Start DOCUMENT EXCERPT

Pubdate: Tue, 09 Sep 2003
Source: Sun-Sentinel (Fort Lauderdale, FL)
Copyright: 2003 Sun-Sentinel Company
Contact:  http://www.sun-sentinel.com/
Details: http://www.mapinc.org/media/159

A NEW PIPELINE FOR COCAINE

LOS AMATES   Starting as a small-time smuggler deep in the countryside, a 
trucking company boss has become Central America's most-wanted drug 
suspect, using platoons of pilots, fishermen and truck drivers to turn 
Guatemala's sliver of Caribbean coast into a major pipeline for Colombian 
cocaine.

U.S. and Guatemalan officials say Otto Herrera succeeded in building a 
small but powerful smuggling gang because Guatemala's government did little 
in recent years to stop the drug trade.

Now, facing increasing pressure from Washington, President Alfonso Portillo 
is taking steps to crack down on drug smugglers. But even one of the 
country's top drug investigators acknowledges more needs to be done.

"Guatemala was a paradise for them. There was total freedom, a green light 
for narcos for three full years," said Jorge Paredes, national director of 
anti-drug investigations. "The government of Guatemala lost its will to 
attack the problem."

The problem got so bad after Portillo took office at the beginning of 2000 
that President Bush dropped Guatemala in January from Washington's list of 
allies in the counter-narcotics effort, citing corruption that reached to 
the highest level of government.

End DOCUMENT EXCERPT
Start RECORD EXTRACTS

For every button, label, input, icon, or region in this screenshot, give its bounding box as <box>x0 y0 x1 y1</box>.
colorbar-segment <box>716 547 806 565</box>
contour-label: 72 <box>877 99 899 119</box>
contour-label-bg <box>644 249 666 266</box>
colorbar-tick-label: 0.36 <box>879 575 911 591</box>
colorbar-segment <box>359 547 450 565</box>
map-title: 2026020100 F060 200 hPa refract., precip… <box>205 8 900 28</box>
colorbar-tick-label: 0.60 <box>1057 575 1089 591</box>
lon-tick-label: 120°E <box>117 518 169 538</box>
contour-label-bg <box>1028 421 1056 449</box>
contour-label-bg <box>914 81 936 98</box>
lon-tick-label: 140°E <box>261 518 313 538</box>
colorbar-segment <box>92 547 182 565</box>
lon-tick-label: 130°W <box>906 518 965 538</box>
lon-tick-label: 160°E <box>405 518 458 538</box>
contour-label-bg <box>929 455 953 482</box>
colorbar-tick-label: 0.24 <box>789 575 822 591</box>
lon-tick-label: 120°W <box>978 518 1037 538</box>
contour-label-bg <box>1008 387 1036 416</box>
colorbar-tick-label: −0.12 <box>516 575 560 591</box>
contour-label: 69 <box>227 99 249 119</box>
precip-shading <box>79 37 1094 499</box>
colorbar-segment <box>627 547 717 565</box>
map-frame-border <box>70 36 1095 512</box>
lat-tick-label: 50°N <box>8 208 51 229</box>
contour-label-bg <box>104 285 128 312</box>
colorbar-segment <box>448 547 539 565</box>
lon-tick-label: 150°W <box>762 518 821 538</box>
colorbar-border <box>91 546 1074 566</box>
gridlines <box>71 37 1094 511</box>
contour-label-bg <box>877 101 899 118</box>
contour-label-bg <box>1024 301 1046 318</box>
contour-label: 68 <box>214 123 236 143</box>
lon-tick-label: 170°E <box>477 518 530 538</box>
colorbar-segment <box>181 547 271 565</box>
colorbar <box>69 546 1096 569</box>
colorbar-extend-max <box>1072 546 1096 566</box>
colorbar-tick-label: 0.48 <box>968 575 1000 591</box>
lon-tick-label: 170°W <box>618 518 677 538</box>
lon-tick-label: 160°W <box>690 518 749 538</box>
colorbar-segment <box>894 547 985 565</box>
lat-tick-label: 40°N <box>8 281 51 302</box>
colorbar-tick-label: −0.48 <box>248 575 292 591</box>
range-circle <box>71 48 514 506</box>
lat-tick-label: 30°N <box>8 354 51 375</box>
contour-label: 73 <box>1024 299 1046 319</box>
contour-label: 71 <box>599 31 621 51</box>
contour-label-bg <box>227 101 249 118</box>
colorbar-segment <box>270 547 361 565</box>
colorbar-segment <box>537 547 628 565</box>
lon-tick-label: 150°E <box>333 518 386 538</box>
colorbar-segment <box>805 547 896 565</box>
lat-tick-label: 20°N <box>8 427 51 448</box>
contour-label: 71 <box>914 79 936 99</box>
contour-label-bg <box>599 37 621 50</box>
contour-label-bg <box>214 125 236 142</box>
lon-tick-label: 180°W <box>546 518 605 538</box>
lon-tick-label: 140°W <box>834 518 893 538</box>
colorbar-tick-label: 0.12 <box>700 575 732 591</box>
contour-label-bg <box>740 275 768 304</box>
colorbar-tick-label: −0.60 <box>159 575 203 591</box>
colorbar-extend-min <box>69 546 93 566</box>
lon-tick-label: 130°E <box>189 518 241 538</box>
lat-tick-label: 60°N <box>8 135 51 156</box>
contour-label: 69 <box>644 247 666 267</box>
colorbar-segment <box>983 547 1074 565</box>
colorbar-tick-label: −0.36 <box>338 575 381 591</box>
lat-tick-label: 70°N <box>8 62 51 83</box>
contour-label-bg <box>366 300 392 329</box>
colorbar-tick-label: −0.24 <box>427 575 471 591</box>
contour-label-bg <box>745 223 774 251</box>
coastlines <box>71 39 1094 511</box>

End RECORD EXTRACTS

THE TASKS.
[a] According to the cocaine pipeline article, why did President Bush drop Guatemala from Washington's list of allies in the counter-narcotics effort? Answer in one to three sentences.
[b] Copy the passage of the cocaine pipeline article between "The problem got" and "level of government.", inclusive.

EXERCISE ANSWERS.
[a] President Bush dropped Guatemala from the list because the drug problem had grown so bad after Portillo took office at the beginning of 2000. He cited corruption that reached the highest level of government.

[b]
The problem got so bad after Portillo took office at the beginning of 2000 
that President Bush dropped Guatemala in January from Washington's list of 
allies in the counter-narcotics effort, citing corruption that reached to 
the highest level of government.